Document extract ::

----

For both groups, the position of the two end-point faces was alternated by participant. For the familiar group, it was obviously not possible to counterbalance the name–face labelling—that is, to label Jason as “Jamie”; therefore, the same restriction was maintained in the unfamiliar group: The face of Jamie Theakston was always labelled as “Federico”, and the face of Jason Donovan was always labelled as “Filippo”. The remaining procedure of the experiment followed that in Levin and Beale (2000). Some training trials were administered for each participant to feel comfortable with the tasks (on average that took from 5 to 10 practice trials for each task). Participants were explicitly told that no response timing would be recorded and to try to be as accurate as possible. The experimental session lasted about 20 minutes.

----

Exercise a :: According to the experiment description, about how long did the experimental session last?

Lines of data
----

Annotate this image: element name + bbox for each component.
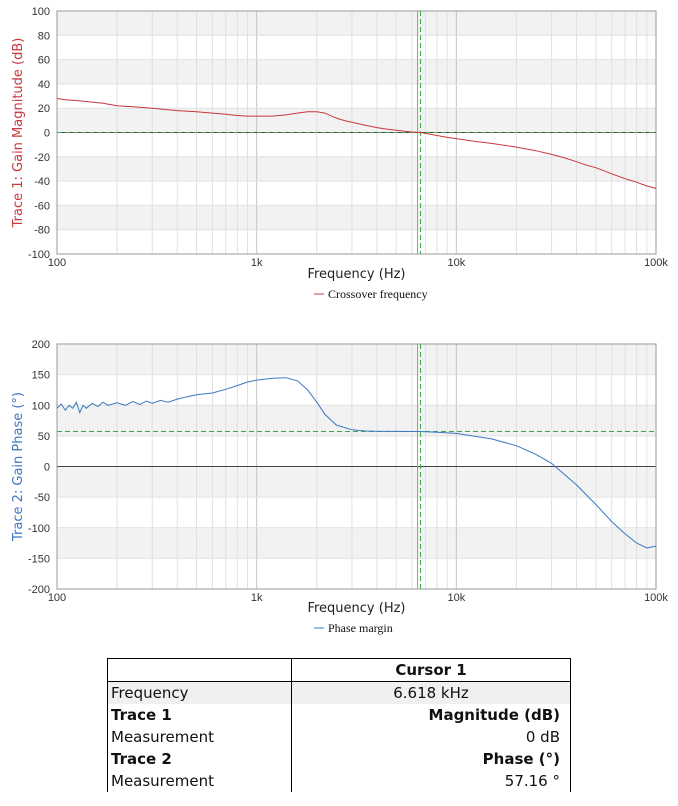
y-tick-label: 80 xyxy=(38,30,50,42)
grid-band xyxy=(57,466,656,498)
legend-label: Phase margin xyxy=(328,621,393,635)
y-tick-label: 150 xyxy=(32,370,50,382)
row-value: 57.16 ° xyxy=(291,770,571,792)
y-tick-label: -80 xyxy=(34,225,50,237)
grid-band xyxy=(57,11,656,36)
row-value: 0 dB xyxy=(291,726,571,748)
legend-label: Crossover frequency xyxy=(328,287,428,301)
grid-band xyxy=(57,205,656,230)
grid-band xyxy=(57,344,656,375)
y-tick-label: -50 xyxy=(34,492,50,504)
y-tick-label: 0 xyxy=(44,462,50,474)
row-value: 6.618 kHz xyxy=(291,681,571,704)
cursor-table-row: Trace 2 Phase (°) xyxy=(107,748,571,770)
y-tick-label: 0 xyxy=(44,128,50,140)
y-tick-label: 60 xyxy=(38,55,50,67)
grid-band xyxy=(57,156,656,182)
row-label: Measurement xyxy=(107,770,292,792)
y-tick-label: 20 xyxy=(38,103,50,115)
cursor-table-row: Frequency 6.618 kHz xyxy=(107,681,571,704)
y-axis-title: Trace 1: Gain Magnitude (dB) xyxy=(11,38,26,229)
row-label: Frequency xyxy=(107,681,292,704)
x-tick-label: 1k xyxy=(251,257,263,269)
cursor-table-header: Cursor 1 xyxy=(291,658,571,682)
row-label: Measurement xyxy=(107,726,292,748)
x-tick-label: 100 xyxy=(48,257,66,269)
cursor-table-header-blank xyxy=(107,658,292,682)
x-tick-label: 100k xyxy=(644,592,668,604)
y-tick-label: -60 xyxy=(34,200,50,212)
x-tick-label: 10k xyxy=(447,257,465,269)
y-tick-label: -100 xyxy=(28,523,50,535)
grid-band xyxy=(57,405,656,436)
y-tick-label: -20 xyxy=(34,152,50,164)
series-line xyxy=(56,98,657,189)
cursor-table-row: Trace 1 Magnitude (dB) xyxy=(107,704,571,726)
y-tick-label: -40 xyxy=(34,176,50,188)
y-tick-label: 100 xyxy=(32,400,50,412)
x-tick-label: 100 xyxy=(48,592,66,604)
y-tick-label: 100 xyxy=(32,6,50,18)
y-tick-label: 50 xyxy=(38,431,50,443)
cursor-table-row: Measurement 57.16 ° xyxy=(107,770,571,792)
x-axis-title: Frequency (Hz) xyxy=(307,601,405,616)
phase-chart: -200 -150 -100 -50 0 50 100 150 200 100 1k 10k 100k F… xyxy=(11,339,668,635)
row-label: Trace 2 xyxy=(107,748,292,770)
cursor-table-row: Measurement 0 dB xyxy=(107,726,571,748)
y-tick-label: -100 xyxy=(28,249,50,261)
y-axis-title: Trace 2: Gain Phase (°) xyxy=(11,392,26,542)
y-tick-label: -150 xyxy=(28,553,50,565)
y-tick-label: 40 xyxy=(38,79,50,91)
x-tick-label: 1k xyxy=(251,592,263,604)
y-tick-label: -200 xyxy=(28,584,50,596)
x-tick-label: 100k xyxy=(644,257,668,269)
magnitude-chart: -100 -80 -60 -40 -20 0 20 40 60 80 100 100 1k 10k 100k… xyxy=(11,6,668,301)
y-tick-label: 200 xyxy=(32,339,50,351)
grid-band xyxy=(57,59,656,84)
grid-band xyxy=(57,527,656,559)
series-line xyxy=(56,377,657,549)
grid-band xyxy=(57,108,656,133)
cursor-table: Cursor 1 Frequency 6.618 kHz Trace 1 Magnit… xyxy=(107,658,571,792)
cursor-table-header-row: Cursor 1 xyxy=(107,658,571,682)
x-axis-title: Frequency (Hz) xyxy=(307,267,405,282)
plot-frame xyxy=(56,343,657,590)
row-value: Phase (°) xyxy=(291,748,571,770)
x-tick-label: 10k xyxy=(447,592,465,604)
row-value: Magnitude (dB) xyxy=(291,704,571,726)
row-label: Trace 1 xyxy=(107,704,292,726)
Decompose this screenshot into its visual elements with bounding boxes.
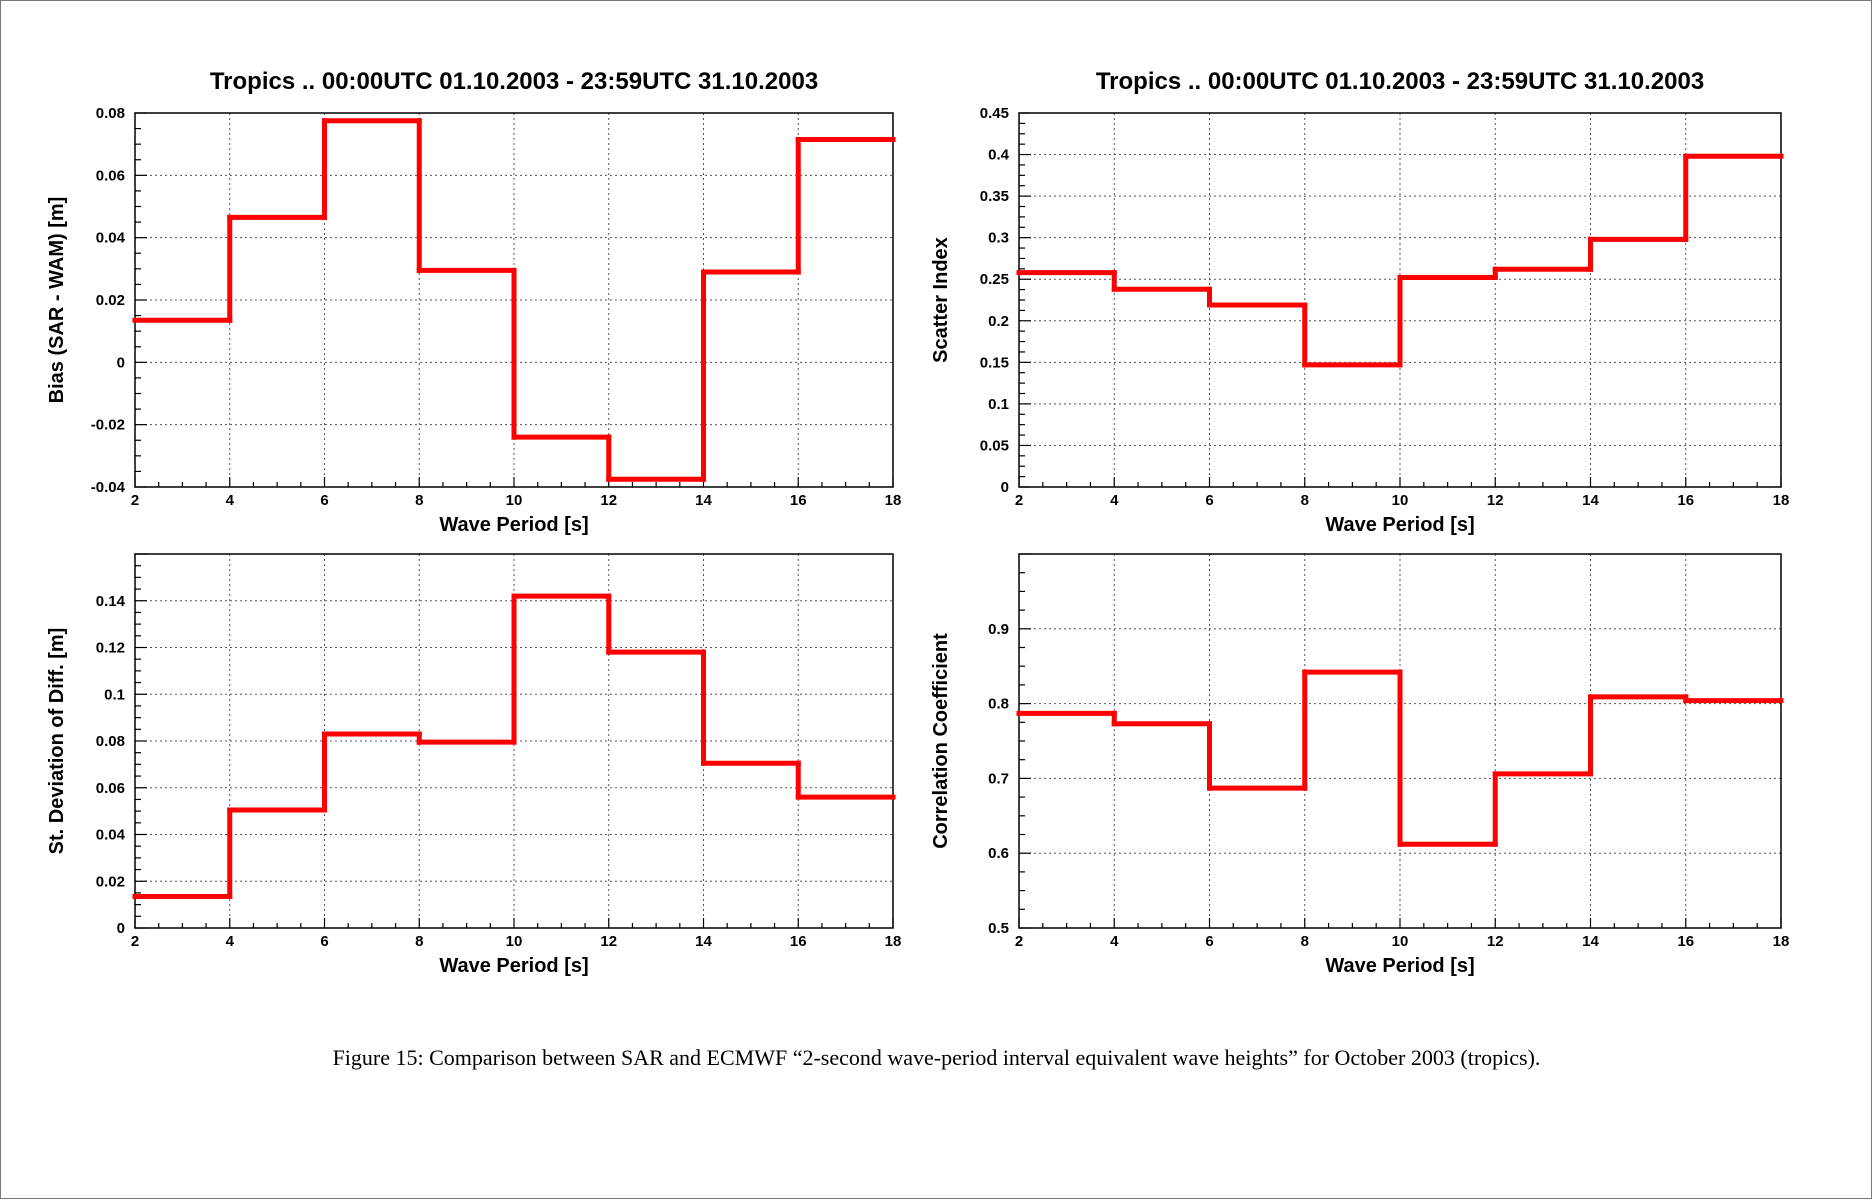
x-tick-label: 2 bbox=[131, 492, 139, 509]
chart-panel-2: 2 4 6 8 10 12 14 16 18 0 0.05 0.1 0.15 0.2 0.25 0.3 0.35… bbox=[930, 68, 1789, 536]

----

Exercise b :: Output the lines of data, from the line containing "y-tick-label: 80 xyxy=(38,30,50,42)" through the line containing "grid-band xyxy=(57,11,656,36)", inclusive, as a JSON list of strings with one string per line.

Reply a :: About 20 minutes.

Reply b ::
[
  "y-tick-label: 80 xyxy=(38,30,50,42)",
  "grid-band xyxy=(57,466,656,498)",
  "legend-label: Phase margin xyxy=(328,621,393,635)",
  "y-tick-label: 150 xyxy=(32,370,50,382)",
  "row-value: 57.16 ° xyxy=(291,770,571,792)",
  "y-tick-label: -80 xyxy=(34,225,50,237)",
  "grid-band xyxy=(57,11,656,36)"
]